▶ _WHAT IS REQUIRED_:
Read the listing and extract each line that includes the word "Mean".

▶ _RECORDS SUPPLIED_:
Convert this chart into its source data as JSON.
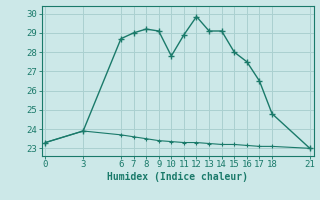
{
  "xlabel": "Humidex (Indice chaleur)",
  "bg_color": "#cce8e8",
  "grid_color": "#aad0d0",
  "line_color": "#1a7a6a",
  "upper_x": [
    0,
    3,
    6,
    7,
    8,
    9,
    10,
    11,
    12,
    13,
    14,
    15,
    16,
    17,
    18,
    21
  ],
  "upper_y": [
    23.3,
    23.9,
    28.7,
    29.0,
    29.2,
    29.1,
    27.8,
    28.9,
    29.85,
    29.1,
    29.1,
    28.0,
    27.5,
    26.5,
    24.8,
    23.0
  ],
  "lower_x": [
    0,
    3,
    6,
    7,
    8,
    9,
    10,
    11,
    12,
    13,
    14,
    15,
    16,
    17,
    18,
    21
  ],
  "lower_y": [
    23.3,
    23.9,
    23.7,
    23.6,
    23.5,
    23.4,
    23.35,
    23.3,
    23.3,
    23.25,
    23.2,
    23.2,
    23.15,
    23.1,
    23.1,
    23.0
  ],
  "xticks": [
    0,
    3,
    6,
    7,
    8,
    9,
    10,
    11,
    12,
    13,
    14,
    15,
    16,
    17,
    18,
    21
  ],
  "yticks": [
    23,
    24,
    25,
    26,
    27,
    28,
    29,
    30
  ],
  "xlim": [
    -0.3,
    21.3
  ],
  "ylim": [
    22.6,
    30.4
  ],
  "xlabel_fontsize": 7,
  "tick_fontsize": 6.5
}
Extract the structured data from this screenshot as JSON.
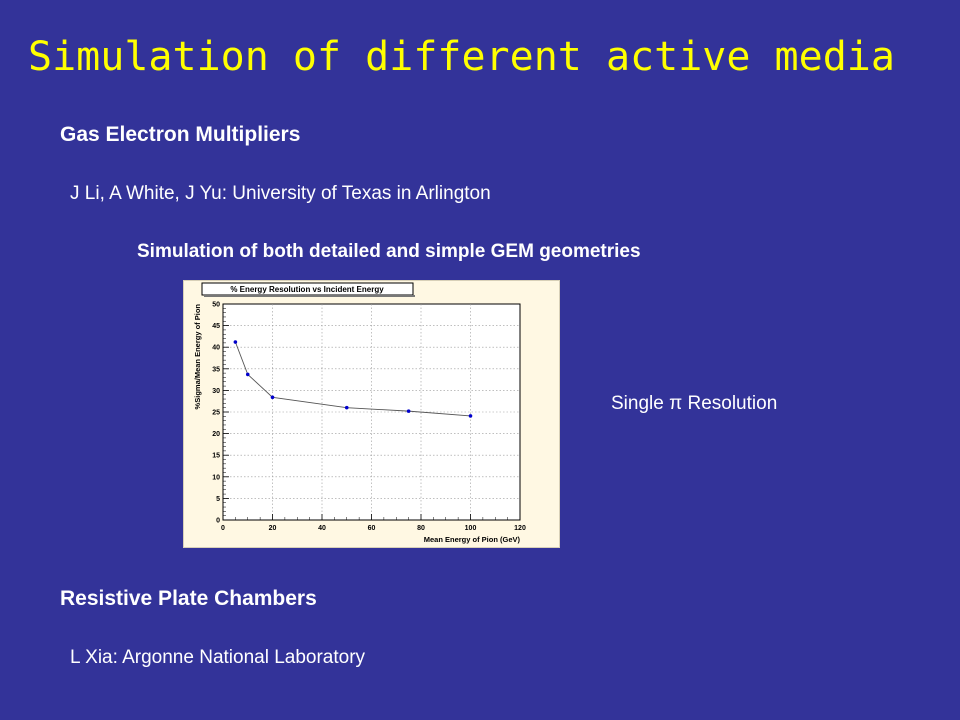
{
  "slide": {
    "title": "Simulation of different active media",
    "gem_heading": "Gas Electron Multipliers",
    "gem_authors": "J Li, A White, J Yu: University of Texas in Arlington",
    "gem_subtitle": "Simulation of both detailed and simple GEM geometries",
    "side_label": "Single π Resolution",
    "rpc_heading": "Resistive Plate Chambers",
    "rpc_authors": "L Xia: Argonne National Laboratory"
  },
  "chart_data": {
    "type": "line",
    "title": "% Energy Resolution vs Incident Energy",
    "xlabel": "Mean Energy of Pion (GeV)",
    "ylabel": "%Sigma/Mean Energy of Pion",
    "xlim": [
      0,
      120
    ],
    "ylim": [
      0,
      50
    ],
    "xticks": [
      0,
      20,
      40,
      60,
      80,
      100,
      120
    ],
    "yticks": [
      0,
      5,
      10,
      15,
      20,
      25,
      30,
      35,
      40,
      45,
      50
    ],
    "grid": true,
    "series": [
      {
        "x": [
          5,
          10,
          20,
          50,
          75,
          100
        ],
        "y": [
          41.2,
          33.7,
          28.4,
          26.0,
          25.2,
          24.1
        ]
      }
    ],
    "colors": {
      "point": "#0000cc",
      "line": "#555555",
      "frame_bg": "#fff8e3",
      "plot_bg": "#ffffff"
    }
  }
}
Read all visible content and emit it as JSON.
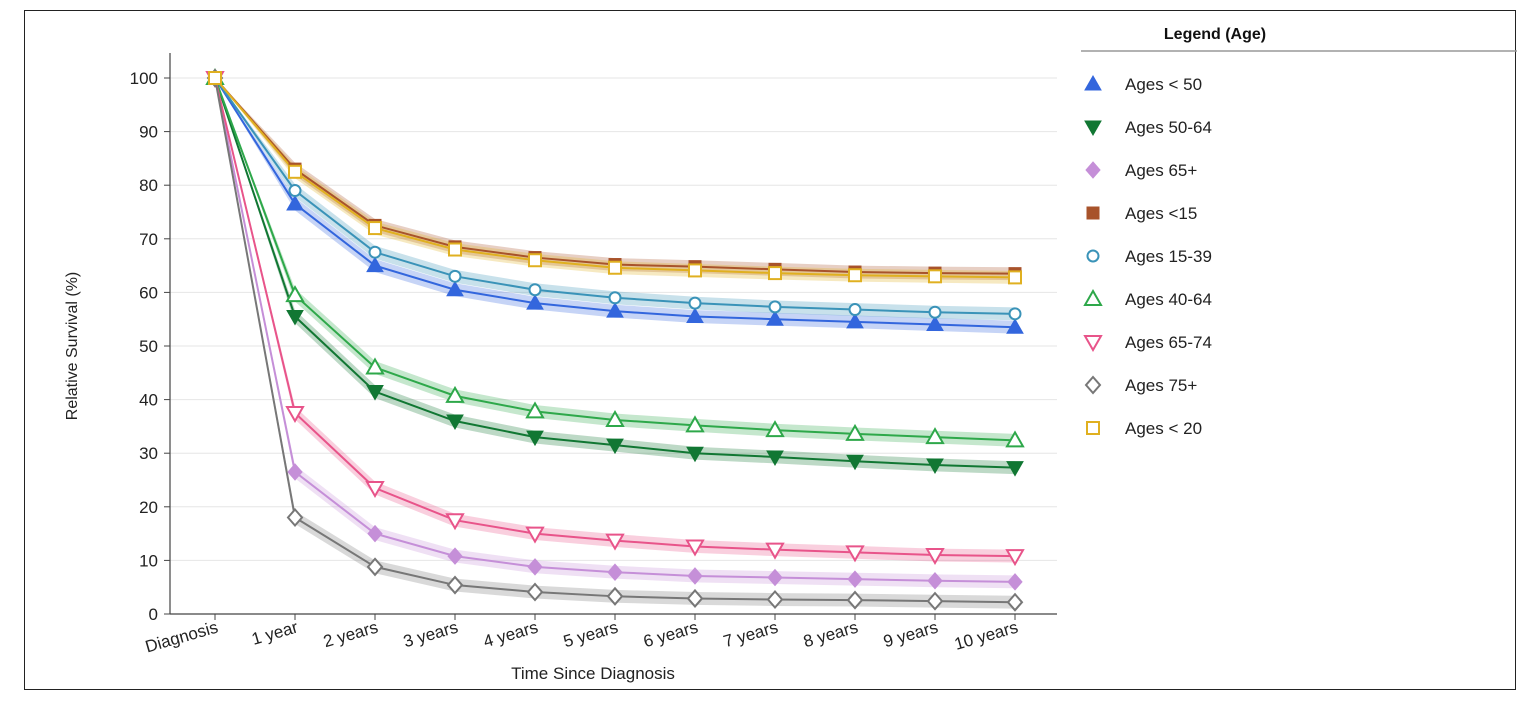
{
  "chart_data": {
    "type": "line",
    "title": "",
    "xlabel": "Time Since Diagnosis",
    "ylabel": "Relative Survival (%)",
    "ylim": [
      0,
      100
    ],
    "yticks": [
      0,
      10,
      20,
      30,
      40,
      50,
      60,
      70,
      80,
      90,
      100
    ],
    "grid": true,
    "legend_placement": "right",
    "legend_title": "Legend (Age)",
    "categories": [
      "Diagnosis",
      "1 year",
      "2 years",
      "3 years",
      "4 years",
      "5 years",
      "6 years",
      "7 years",
      "8 years",
      "9 years",
      "10 years"
    ],
    "series": [
      {
        "name": "Ages < 50",
        "color": "#3366dd",
        "marker": "triangle-up",
        "filled": true,
        "values": [
          100,
          76.5,
          65,
          60.5,
          58,
          56.5,
          55.5,
          55,
          54.5,
          54,
          53.5
        ]
      },
      {
        "name": "Ages 50-64",
        "color": "#117733",
        "marker": "triangle-down",
        "filled": true,
        "values": [
          100,
          55.5,
          41.5,
          36,
          33,
          31.5,
          30,
          29.3,
          28.5,
          27.8,
          27.3
        ]
      },
      {
        "name": "Ages 65+",
        "color": "#c58fd8",
        "marker": "diamond",
        "filled": true,
        "values": [
          100,
          26.5,
          15,
          10.8,
          8.8,
          7.8,
          7.1,
          6.8,
          6.5,
          6.2,
          6
        ]
      },
      {
        "name": "Ages <15",
        "color": "#a8532b",
        "marker": "square",
        "filled": true,
        "values": [
          100,
          83,
          72.5,
          68.5,
          66.5,
          65.2,
          64.8,
          64.3,
          63.8,
          63.6,
          63.5
        ]
      },
      {
        "name": "Ages 15-39",
        "color": "#3a93b8",
        "marker": "circle",
        "filled": false,
        "values": [
          100,
          79,
          67.5,
          63,
          60.5,
          59,
          58,
          57.3,
          56.8,
          56.3,
          56
        ]
      },
      {
        "name": "Ages 40-64",
        "color": "#2ea84a",
        "marker": "triangle-up",
        "filled": false,
        "values": [
          100,
          59.5,
          46,
          40.7,
          37.8,
          36.2,
          35.2,
          34.3,
          33.6,
          33,
          32.4
        ]
      },
      {
        "name": "Ages 65-74",
        "color": "#e8548a",
        "marker": "triangle-down",
        "filled": false,
        "values": [
          100,
          37.5,
          23.5,
          17.5,
          15,
          13.7,
          12.6,
          12,
          11.5,
          11,
          10.8
        ]
      },
      {
        "name": "Ages 75+",
        "color": "#777777",
        "marker": "diamond",
        "filled": false,
        "values": [
          100,
          18,
          8.8,
          5.4,
          4.1,
          3.3,
          2.9,
          2.7,
          2.6,
          2.4,
          2.2
        ]
      },
      {
        "name": "Ages < 20",
        "color": "#e0b020",
        "marker": "square",
        "filled": false,
        "values": [
          100,
          82.5,
          72,
          68,
          66,
          64.6,
          64.1,
          63.6,
          63.2,
          63,
          62.8
        ]
      }
    ]
  }
}
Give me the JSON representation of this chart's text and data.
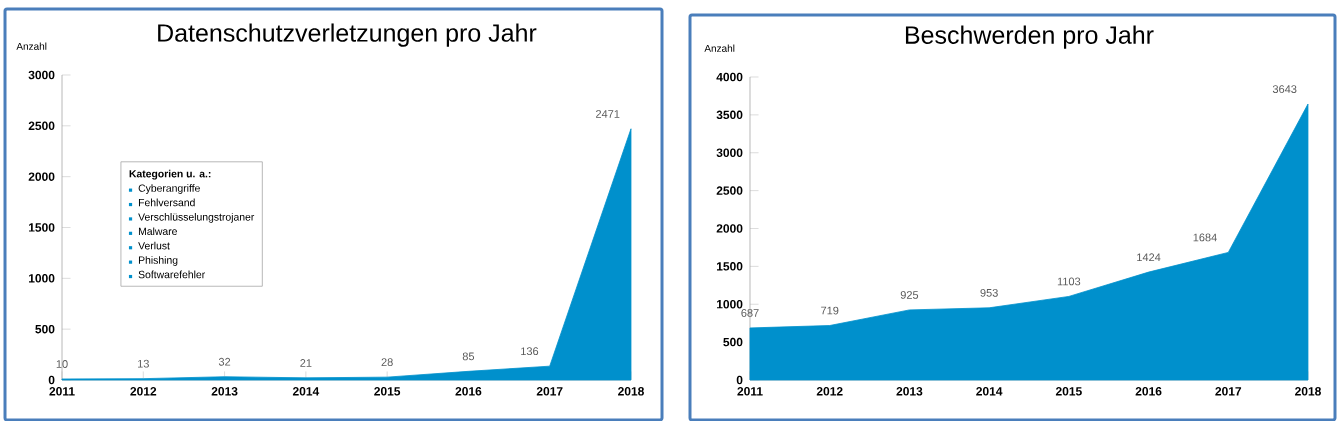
{
  "chart_data": [
    {
      "type": "area",
      "title": "Datenschutzverletzungen pro Jahr",
      "ylabel": "Anzahl",
      "categories": [
        "2011",
        "2012",
        "2013",
        "2014",
        "2015",
        "2016",
        "2017",
        "2018"
      ],
      "values": [
        10,
        13,
        32,
        21,
        28,
        85,
        136,
        2471
      ],
      "color": "#0090cc",
      "ylim": [
        0,
        3000
      ],
      "yticks": [
        0,
        500,
        1000,
        1500,
        2000,
        2500,
        3000
      ],
      "data_labels": true,
      "annotations": [
        "Kategorien u. a.:",
        "Cyberangriffe",
        "Fehlversand",
        "Verschlüsselungstrojaner",
        "Malware",
        "Verlust",
        "Phishing",
        "Softwarefehler"
      ]
    },
    {
      "type": "area",
      "title": "Beschwerden pro Jahr",
      "ylabel": "Anzahl",
      "categories": [
        "2011",
        "2012",
        "2013",
        "2014",
        "2015",
        "2016",
        "2017",
        "2018"
      ],
      "values": [
        687,
        719,
        925,
        953,
        1103,
        1424,
        1684,
        3643
      ],
      "color": "#0090cc",
      "ylim": [
        0,
        4000
      ],
      "yticks": [
        0,
        500,
        1000,
        1500,
        2000,
        2500,
        3000,
        3500,
        4000
      ],
      "data_labels": true
    }
  ]
}
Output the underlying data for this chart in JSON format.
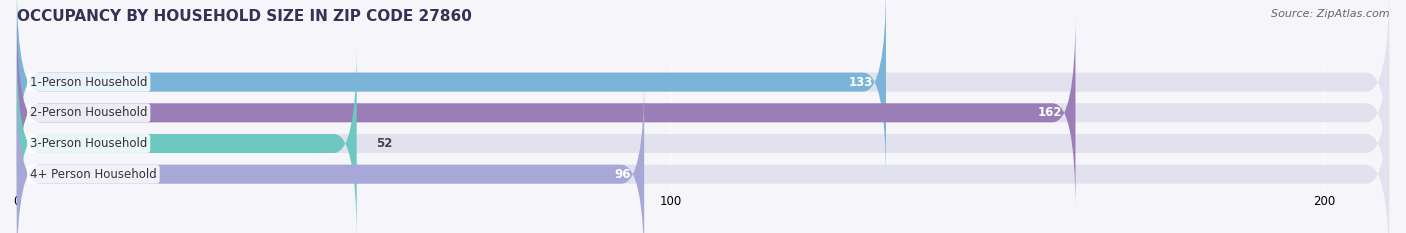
{
  "title": "OCCUPANCY BY HOUSEHOLD SIZE IN ZIP CODE 27860",
  "source": "Source: ZipAtlas.com",
  "categories": [
    "1-Person Household",
    "2-Person Household",
    "3-Person Household",
    "4+ Person Household"
  ],
  "values": [
    133,
    162,
    52,
    96
  ],
  "bar_colors": [
    "#7ab4d8",
    "#9b7db8",
    "#6cc8c0",
    "#a8a8d8"
  ],
  "xlim": [
    0,
    210
  ],
  "xticks": [
    0,
    100,
    200
  ],
  "background_color": "#f5f5fa",
  "bar_background_color": "#e2e2ee",
  "title_fontsize": 11,
  "source_fontsize": 8,
  "label_fontsize": 8.5,
  "value_fontsize": 8.5,
  "bar_height": 0.62,
  "figsize": [
    14.06,
    2.33
  ],
  "dpi": 100
}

▶ _SOLUTION TO THIS PROBLEM_:
    "xlabel": "Mean Energy of Pion (GeV)",
    "ylabel": "%Sigma/Mean Energy of Pion",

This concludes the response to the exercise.